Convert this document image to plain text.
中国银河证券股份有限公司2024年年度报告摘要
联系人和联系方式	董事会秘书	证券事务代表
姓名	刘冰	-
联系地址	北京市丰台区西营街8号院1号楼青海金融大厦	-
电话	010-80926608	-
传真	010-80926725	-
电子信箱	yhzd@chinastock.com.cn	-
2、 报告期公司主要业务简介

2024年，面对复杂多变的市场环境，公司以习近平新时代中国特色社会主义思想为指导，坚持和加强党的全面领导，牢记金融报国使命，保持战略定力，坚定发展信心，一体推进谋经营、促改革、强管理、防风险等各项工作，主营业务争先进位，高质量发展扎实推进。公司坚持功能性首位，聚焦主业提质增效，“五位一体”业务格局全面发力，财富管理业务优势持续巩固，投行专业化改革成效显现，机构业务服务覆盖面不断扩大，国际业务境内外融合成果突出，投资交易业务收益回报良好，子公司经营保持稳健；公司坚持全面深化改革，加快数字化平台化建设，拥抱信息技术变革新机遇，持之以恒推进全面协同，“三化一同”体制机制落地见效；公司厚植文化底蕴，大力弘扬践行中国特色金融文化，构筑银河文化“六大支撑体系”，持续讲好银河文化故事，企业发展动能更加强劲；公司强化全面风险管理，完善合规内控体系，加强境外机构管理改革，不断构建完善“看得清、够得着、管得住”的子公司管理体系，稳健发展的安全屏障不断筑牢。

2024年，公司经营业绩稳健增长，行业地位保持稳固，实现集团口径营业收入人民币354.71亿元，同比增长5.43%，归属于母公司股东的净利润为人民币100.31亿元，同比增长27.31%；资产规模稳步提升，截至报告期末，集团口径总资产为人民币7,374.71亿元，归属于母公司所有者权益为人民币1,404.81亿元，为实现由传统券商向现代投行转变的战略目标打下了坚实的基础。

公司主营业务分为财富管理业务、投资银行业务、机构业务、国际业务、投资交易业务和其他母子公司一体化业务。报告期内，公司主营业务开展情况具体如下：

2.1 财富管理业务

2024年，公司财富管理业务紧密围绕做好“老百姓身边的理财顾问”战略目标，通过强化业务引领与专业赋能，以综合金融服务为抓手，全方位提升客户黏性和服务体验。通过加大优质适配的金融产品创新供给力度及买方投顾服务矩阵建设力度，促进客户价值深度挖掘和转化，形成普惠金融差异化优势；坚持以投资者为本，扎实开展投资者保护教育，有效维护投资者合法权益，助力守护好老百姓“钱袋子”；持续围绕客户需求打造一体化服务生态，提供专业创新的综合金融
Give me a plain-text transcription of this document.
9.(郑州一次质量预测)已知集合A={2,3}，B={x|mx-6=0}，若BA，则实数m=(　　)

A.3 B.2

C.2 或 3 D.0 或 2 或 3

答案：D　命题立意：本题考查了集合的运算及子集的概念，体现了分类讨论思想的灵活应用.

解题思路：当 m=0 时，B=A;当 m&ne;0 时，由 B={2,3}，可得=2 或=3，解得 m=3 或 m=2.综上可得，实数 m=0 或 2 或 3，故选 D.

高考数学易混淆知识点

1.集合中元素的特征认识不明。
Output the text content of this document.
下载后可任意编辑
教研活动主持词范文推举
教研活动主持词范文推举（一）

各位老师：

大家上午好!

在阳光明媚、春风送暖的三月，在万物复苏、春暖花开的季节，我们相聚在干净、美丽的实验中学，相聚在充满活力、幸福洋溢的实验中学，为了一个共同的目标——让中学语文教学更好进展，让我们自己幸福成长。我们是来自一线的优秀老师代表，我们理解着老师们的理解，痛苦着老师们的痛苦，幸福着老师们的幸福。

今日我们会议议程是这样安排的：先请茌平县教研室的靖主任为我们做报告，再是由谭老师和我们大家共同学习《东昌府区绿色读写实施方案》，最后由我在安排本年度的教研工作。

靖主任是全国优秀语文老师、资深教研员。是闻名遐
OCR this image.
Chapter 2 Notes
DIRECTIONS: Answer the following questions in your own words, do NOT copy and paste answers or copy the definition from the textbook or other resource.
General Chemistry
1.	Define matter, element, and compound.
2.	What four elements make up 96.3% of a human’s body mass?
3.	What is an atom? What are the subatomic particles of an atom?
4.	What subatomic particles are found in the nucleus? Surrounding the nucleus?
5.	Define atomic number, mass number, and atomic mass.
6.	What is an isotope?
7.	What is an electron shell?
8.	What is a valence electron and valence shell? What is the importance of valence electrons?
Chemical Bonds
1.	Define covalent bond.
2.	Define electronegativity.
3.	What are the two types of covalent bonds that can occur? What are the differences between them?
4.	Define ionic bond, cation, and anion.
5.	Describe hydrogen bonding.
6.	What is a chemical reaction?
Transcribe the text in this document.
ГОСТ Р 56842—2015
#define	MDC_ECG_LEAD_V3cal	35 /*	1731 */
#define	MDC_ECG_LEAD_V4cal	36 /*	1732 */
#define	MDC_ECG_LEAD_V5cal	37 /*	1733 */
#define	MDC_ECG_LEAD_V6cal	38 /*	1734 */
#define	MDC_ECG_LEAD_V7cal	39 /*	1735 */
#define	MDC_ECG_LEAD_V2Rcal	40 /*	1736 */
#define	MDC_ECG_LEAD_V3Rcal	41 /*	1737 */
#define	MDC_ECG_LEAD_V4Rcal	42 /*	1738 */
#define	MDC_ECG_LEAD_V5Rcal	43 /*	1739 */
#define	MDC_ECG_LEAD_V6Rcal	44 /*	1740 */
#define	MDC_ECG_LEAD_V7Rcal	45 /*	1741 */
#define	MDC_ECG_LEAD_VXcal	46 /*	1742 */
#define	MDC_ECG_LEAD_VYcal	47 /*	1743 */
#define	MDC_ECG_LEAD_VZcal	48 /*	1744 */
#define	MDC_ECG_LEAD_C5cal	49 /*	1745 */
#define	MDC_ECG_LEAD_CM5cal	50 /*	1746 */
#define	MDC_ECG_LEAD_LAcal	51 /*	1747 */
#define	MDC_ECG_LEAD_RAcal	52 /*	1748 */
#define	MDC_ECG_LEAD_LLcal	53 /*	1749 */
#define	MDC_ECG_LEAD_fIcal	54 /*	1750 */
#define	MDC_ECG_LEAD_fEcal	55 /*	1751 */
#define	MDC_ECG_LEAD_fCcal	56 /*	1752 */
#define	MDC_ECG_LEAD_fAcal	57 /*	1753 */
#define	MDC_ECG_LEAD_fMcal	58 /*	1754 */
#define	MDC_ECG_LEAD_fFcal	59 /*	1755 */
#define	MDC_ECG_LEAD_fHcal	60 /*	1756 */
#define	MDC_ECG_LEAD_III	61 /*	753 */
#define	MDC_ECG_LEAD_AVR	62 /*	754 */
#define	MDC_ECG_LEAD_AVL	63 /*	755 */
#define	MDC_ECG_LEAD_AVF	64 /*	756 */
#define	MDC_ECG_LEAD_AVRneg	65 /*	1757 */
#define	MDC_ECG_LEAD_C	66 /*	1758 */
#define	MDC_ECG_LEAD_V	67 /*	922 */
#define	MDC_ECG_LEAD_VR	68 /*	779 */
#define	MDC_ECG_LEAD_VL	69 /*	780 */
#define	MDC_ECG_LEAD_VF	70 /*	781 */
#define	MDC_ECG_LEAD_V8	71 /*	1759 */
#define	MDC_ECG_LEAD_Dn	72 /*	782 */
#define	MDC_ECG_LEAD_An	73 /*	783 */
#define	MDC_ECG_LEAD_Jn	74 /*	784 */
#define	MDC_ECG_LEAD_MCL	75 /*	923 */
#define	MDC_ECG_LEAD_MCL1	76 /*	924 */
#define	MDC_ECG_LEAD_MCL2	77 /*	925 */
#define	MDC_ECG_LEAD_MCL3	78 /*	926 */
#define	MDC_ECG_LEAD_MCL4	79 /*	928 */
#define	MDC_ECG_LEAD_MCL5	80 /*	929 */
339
++++
**Problem:** List all lines holding the string "What".

**Answer to this task:**
2.	What four elements make up 96.3% of a human’s body mass?
3.	What is an atom? What are the subatomic particles of an atom?
4.	What subatomic particles are found in the nucleus? Surrounding the nucleus?
6.	What is an isotope?
7.	What is an electron shell?
8.	What is a valence electron and valence shell? What is the importance of valence electrons?
3.	What are the two types of covalent bonds that can occur? What are the differences between them?
6.	What is a chemical reaction?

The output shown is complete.